EXERCISE AIM >>
Output the material beneath exactly, leaving nothing out.

[START DATA TO PROCESS]

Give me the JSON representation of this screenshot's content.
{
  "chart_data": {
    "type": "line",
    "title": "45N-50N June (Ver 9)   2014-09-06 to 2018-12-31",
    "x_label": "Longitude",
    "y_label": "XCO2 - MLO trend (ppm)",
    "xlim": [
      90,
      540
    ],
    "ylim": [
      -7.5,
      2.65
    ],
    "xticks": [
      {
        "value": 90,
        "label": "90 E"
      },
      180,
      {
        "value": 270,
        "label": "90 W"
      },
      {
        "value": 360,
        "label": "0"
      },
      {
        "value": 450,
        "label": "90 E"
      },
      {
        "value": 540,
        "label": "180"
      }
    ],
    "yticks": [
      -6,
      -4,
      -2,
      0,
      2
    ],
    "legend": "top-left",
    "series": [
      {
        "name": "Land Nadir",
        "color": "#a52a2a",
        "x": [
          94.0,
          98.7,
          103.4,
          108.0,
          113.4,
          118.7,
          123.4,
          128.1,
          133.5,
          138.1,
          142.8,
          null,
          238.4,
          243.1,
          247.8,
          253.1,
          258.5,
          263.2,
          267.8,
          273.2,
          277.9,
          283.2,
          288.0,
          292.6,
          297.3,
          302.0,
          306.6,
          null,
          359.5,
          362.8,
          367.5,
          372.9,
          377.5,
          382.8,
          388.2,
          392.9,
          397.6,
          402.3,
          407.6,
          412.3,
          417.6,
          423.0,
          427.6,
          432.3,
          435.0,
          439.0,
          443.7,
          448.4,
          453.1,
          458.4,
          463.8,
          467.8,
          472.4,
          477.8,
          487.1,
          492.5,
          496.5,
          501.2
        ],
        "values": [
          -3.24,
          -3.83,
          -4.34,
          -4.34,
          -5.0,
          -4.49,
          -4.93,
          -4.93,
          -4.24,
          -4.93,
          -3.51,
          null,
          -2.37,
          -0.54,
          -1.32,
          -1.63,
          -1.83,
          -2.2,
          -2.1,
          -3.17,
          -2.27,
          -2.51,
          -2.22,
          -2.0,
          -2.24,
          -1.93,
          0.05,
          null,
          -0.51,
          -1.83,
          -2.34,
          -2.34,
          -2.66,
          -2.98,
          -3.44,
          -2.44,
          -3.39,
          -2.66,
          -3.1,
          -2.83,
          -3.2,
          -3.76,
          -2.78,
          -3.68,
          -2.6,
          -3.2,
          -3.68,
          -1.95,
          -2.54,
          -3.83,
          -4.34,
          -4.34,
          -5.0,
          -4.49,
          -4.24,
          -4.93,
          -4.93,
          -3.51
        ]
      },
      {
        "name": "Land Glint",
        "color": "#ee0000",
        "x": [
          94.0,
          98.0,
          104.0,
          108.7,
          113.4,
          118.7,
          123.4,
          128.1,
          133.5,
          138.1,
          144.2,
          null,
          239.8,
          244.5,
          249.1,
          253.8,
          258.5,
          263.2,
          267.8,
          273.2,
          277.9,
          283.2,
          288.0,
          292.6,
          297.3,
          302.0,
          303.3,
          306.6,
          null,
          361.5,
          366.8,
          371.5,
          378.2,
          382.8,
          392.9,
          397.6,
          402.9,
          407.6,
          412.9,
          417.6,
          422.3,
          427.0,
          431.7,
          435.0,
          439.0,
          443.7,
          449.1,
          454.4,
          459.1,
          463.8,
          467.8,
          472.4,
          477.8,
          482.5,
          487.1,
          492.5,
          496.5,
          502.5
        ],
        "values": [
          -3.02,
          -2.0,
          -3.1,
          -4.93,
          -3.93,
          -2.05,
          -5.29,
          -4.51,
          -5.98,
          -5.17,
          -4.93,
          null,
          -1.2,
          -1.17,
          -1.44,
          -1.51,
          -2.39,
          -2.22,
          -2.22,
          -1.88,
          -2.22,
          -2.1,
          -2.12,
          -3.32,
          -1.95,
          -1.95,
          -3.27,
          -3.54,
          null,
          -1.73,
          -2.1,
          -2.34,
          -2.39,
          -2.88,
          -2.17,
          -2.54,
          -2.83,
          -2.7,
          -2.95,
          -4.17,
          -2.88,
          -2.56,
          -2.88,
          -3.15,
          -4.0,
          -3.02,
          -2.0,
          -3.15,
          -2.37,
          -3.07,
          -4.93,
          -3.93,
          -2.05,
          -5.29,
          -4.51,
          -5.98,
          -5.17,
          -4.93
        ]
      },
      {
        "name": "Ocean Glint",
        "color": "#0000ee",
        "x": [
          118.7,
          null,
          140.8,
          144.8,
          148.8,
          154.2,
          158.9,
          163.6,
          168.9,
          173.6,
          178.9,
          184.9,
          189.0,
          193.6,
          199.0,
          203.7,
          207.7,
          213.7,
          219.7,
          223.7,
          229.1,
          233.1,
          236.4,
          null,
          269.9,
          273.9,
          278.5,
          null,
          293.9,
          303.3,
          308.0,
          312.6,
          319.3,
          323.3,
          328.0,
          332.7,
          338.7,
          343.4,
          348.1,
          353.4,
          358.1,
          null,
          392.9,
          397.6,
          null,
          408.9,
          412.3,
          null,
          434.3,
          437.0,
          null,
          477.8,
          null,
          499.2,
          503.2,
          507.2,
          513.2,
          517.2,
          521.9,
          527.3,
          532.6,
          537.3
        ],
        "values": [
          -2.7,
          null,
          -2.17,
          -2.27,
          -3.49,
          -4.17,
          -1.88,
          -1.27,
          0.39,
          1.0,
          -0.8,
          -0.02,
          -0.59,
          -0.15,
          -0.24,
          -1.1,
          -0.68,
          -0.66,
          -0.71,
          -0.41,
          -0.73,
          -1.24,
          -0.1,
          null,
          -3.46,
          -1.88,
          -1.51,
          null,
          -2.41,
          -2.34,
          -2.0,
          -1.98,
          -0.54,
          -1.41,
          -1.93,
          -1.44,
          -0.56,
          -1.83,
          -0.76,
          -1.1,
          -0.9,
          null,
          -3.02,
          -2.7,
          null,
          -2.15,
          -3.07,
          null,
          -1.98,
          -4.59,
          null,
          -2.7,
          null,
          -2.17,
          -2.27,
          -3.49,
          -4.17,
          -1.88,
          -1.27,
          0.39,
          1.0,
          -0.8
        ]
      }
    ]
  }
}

[END DATA TO PROCESS]

CORRECT ANSWER >>
Give me the JSON representation of this screenshot's content.
{
  "chart_data": {
    "type": "line",
    "title": "45N-50N June (Ver 9)   2014-09-06 to 2018-12-31",
    "x_label": "Longitude",
    "y_label": "XCO2 - MLO trend (ppm)",
    "xlim": [
      90,
      540
    ],
    "ylim": [
      -7.5,
      2.65
    ],
    "xticks": [
      {
        "value": 90,
        "label": "90 E"
      },
      180,
      {
        "value": 270,
        "label": "90 W"
      },
      {
        "value": 360,
        "label": "0"
      },
      {
        "value": 450,
        "label": "90 E"
      },
      {
        "value": 540,
        "label": "180"
      }
    ],
    "yticks": [
      -6,
      -4,
      -2,
      0,
      2
    ],
    "legend": "top-left",
    "series": [
      {
        "name": "Land Nadir",
        "color": "#a52a2a",
        "x": [
          94.0,
          98.7,
          103.4,
          108.0,
          113.4,
          118.7,
          123.4,
          128.1,
          133.5,
          138.1,
          142.8,
          null,
          238.4,
          243.1,
          247.8,
          253.1,
          258.5,
          263.2,
          267.8,
          273.2,
          277.9,
          283.2,
          288.0,
          292.6,
          297.3,
          302.0,
          306.6,
          null,
          359.5,
          362.8,
          367.5,
          372.9,
          377.5,
          382.8,
          388.2,
          392.9,
          397.6,
          402.3,
          407.6,
          412.3,
          417.6,
          423.0,
          427.6,
          432.3,
          435.0,
          439.0,
          443.7,
          448.4,
          453.1,
          458.4,
          463.8,
          467.8,
          472.4,
          477.8,
          487.1,
          492.5,
          496.5,
          501.2
        ],
        "values": [
          -3.24,
          -3.83,
          -4.34,
          -4.34,
          -5.0,
          -4.49,
          -4.93,
          -4.93,
          -4.24,
          -4.93,
          -3.51,
          null,
          -2.37,
          -0.54,
          -1.32,
          -1.63,
          -1.83,
          -2.2,
          -2.1,
          -3.17,
          -2.27,
          -2.51,
          -2.22,
          -2.0,
          -2.24,
          -1.93,
          0.05,
          null,
          -0.51,
          -1.83,
          -2.34,
          -2.34,
          -2.66,
          -2.98,
          -3.44,
          -2.44,
          -3.39,
          -2.66,
          -3.1,
          -2.83,
          -3.2,
          -3.76,
          -2.78,
          -3.68,
          -2.6,
          -3.2,
          -3.68,
          -1.95,
          -2.54,
          -3.83,
          -4.34,
          -4.34,
          -5.0,
          -4.49,
          -4.24,
          -4.93,
          -4.93,
          -3.51
        ]
      },
      {
        "name": "Land Glint",
        "color": "#ee0000",
        "x": [
          94.0,
          98.0,
          104.0,
          108.7,
          113.4,
          118.7,
          123.4,
          128.1,
          133.5,
          138.1,
          144.2,
          null,
          239.8,
          244.5,
          249.1,
          253.8,
          258.5,
          263.2,
          267.8,
          273.2,
          277.9,
          283.2,
          288.0,
          292.6,
          297.3,
          302.0,
          303.3,
          306.6,
          null,
          361.5,
          366.8,
          371.5,
          378.2,
          382.8,
          392.9,
          397.6,
          402.9,
          407.6,
          412.9,
          417.6,
          422.3,
          427.0,
          431.7,
          435.0,
          439.0,
          443.7,
          449.1,
          454.4,
          459.1,
          463.8,
          467.8,
          472.4,
          477.8,
          482.5,
          487.1,
          492.5,
          496.5,
          502.5
        ],
        "values": [
          -3.02,
          -2.0,
          -3.1,
          -4.93,
          -3.93,
          -2.05,
          -5.29,
          -4.51,
          -5.98,
          -5.17,
          -4.93,
          null,
          -1.2,
          -1.17,
          -1.44,
          -1.51,
          -2.39,
          -2.22,
          -2.22,
          -1.88,
          -2.22,
          -2.1,
          -2.12,
          -3.32,
          -1.95,
          -1.95,
          -3.27,
          -3.54,
          null,
          -1.73,
          -2.1,
          -2.34,
          -2.39,
          -2.88,
          -2.17,
          -2.54,
          -2.83,
          -2.7,
          -2.95,
          -4.17,
          -2.88,
          -2.56,
          -2.88,
          -3.15,
          -4.0,
          -3.02,
          -2.0,
          -3.15,
          -2.37,
          -3.07,
          -4.93,
          -3.93,
          -2.05,
          -5.29,
          -4.51,
          -5.98,
          -5.17,
          -4.93
        ]
      },
      {
        "name": "Ocean Glint",
        "color": "#0000ee",
        "x": [
          118.7,
          null,
          140.8,
          144.8,
          148.8,
          154.2,
          158.9,
          163.6,
          168.9,
          173.6,
          178.9,
          184.9,
          189.0,
          193.6,
          199.0,
          203.7,
          207.7,
          213.7,
          219.7,
          223.7,
          229.1,
          233.1,
          236.4,
          null,
          269.9,
          273.9,
          278.5,
          null,
          293.9,
          303.3,
          308.0,
          312.6,
          319.3,
          323.3,
          328.0,
          332.7,
          338.7,
          343.4,
          348.1,
          353.4,
          358.1,
          null,
          392.9,
          397.6,
          null,
          408.9,
          412.3,
          null,
          434.3,
          437.0,
          null,
          477.8,
          null,
          499.2,
          503.2,
          507.2,
          513.2,
          517.2,
          521.9,
          527.3,
          532.6,
          537.3
        ],
        "values": [
          -2.7,
          null,
          -2.17,
          -2.27,
          -3.49,
          -4.17,
          -1.88,
          -1.27,
          0.39,
          1.0,
          -0.8,
          -0.02,
          -0.59,
          -0.15,
          -0.24,
          -1.1,
          -0.68,
          -0.66,
          -0.71,
          -0.41,
          -0.73,
          -1.24,
          -0.1,
          null,
          -3.46,
          -1.88,
          -1.51,
          null,
          -2.41,
          -2.34,
          -2.0,
          -1.98,
          -0.54,
          -1.41,
          -1.93,
          -1.44,
          -0.56,
          -1.83,
          -0.76,
          -1.1,
          -0.9,
          null,
          -3.02,
          -2.7,
          null,
          -2.15,
          -3.07,
          null,
          -1.98,
          -4.59,
          null,
          -2.7,
          null,
          -2.17,
          -2.27,
          -3.49,
          -4.17,
          -1.88,
          -1.27,
          0.39,
          1.0,
          -0.8
        ]
      }
    ]
  }
}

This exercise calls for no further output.